▶ [Work to do]: Copy out every line exactly as given.

▶ [Dataset rows]:
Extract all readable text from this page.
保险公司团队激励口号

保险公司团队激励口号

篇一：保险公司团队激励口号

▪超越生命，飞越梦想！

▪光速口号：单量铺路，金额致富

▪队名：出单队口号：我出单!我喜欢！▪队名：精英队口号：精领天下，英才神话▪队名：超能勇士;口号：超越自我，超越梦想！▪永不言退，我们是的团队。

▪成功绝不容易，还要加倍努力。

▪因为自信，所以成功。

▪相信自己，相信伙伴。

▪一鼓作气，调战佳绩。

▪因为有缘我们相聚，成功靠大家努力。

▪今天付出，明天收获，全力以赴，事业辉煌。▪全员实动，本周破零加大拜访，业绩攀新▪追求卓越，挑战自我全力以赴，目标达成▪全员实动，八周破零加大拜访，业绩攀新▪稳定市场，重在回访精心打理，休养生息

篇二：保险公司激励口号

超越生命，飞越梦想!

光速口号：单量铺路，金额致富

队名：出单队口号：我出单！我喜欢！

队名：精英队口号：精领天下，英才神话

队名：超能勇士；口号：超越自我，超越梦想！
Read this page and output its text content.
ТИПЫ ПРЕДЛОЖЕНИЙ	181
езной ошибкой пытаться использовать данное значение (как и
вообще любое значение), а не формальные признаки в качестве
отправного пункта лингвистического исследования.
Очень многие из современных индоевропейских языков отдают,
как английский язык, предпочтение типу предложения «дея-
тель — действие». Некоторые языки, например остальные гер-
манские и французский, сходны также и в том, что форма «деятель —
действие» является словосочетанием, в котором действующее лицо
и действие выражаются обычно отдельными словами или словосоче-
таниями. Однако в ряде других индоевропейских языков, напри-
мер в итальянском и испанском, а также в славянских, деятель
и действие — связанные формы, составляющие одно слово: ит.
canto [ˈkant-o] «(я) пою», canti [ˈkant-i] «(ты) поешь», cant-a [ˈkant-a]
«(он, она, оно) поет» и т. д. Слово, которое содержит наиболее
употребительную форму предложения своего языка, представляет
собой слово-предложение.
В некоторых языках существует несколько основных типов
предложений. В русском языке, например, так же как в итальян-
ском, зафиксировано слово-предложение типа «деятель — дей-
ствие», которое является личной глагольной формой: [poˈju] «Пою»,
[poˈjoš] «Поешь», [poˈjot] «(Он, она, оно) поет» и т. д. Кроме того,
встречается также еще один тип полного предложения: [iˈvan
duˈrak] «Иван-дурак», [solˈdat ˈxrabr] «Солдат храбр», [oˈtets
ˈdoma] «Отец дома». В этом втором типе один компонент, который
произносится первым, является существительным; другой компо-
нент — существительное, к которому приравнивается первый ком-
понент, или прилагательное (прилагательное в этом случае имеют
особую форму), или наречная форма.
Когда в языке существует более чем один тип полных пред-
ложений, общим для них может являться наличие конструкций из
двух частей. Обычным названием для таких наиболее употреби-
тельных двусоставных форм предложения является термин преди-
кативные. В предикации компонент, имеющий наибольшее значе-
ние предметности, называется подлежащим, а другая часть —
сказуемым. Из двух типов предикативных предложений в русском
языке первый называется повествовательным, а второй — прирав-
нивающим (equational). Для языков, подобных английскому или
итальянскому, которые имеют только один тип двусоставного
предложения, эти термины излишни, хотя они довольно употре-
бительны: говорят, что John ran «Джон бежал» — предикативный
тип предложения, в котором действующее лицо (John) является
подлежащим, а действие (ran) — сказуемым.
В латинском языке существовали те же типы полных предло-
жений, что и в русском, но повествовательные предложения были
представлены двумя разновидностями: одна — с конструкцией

▶ [Answer to the problem]:
Extract all readable text from this page.
保险公司团队激励口号

保险公司团队激励口号

篇一：保险公司团队激励口号

▪超越生命，飞越梦想！

▪光速口号：单量铺路，金额致富

▪队名：出单队口号：我出单!我喜欢！▪队名：精英队口号：精领天下，英才神话▪队名：超能勇士;口号：超越自我，超越梦想！▪永不言退，我们是的团队。

▪成功绝不容易，还要加倍努力。

▪因为自信，所以成功。

▪相信自己，相信伙伴。

▪一鼓作气，调战佳绩。

▪因为有缘我们相聚，成功靠大家努力。

▪今天付出，明天收获，全力以赴，事业辉煌。▪全员实动，本周破零加大拜访，业绩攀新▪追求卓越，挑战自我全力以赴，目标达成▪全员实动，八周破零加大拜访，业绩攀新▪稳定市场，重在回访精心打理，休养生息

篇二：保险公司激励口号

超越生命，飞越梦想!

光速口号：单量铺路，金额致富

队名：出单队口号：我出单！我喜欢！

队名：精英队口号：精领天下，英才神话

队名：超能勇士；口号：超越自我，超越梦想！
Read this page and output its text content.
ТИПЫ ПРЕДЛОЖЕНИЙ	181
езной ошибкой пытаться использовать данное значение (как и
вообще любое значение), а не формальные признаки в качестве
отправного пункта лингвистического исследования.
Очень многие из современных индоевропейских языков отдают,
как английский язык, предпочтение типу предложения «дея-
тель — действие». Некоторые языки, например остальные гер-
манские и французский, сходны также и в том, что форма «деятель —
действие» является словосочетанием, в котором действующее лицо
и действие выражаются обычно отдельными словами или словосоче-
таниями. Однако в ряде других индоевропейских языков, напри-
мер в итальянском и испанском, а также в славянских, деятель
и действие — связанные формы, составляющие одно слово: ит.
canto [ˈkant-o] «(я) пою», canti [ˈkant-i] «(ты) поешь», cant-a [ˈkant-a]
«(он, она, оно) поет» и т. д. Слово, которое содержит наиболее
употребительную форму предложения своего языка, представляет
собой слово-предложение.
В некоторых языках существует несколько основных типов
предложений. В русском языке, например, так же как в итальян-
ском, зафиксировано слово-предложение типа «деятель — дей-
ствие», которое является личной глагольной формой: [poˈju] «Пою»,
[poˈjoš] «Поешь», [poˈjot] «(Он, она, оно) поет» и т. д. Кроме того,
встречается также еще один тип полного предложения: [iˈvan
duˈrak] «Иван-дурак», [solˈdat ˈxrabr] «Солдат храбр», [oˈtets
ˈdoma] «Отец дома». В этом втором типе один компонент, который
произносится первым, является существительным; другой компо-
нент — существительное, к которому приравнивается первый ком-
понент, или прилагательное (прилагательное в этом случае имеют
особую форму), или наречная форма.
Когда в языке существует более чем один тип полных пред-
ложений, общим для них может являться наличие конструкций из
двух частей. Обычным названием для таких наиболее употреби-
тельных двусоставных форм предложения является термин преди-
кативные. В предикации компонент, имеющий наибольшее значе-
ние предметности, называется подлежащим, а другая часть —
сказуемым. Из двух типов предикативных предложений в русском
языке первый называется повествовательным, а второй — прирав-
нивающим (equational). Для языков, подобных английскому или
итальянскому, которые имеют только один тип двусоставного
предложения, эти термины излишни, хотя они довольно употре-
бительны: говорят, что John ran «Джон бежал» — предикативный
тип предложения, в котором действующее лицо (John) является
подлежащим, а действие (ran) — сказуемым.
В латинском языке существовали те же типы полных предло-
жений, что и в русском, но повествовательные предложения были
представлены двумя разновидностями: одна — с конструкцией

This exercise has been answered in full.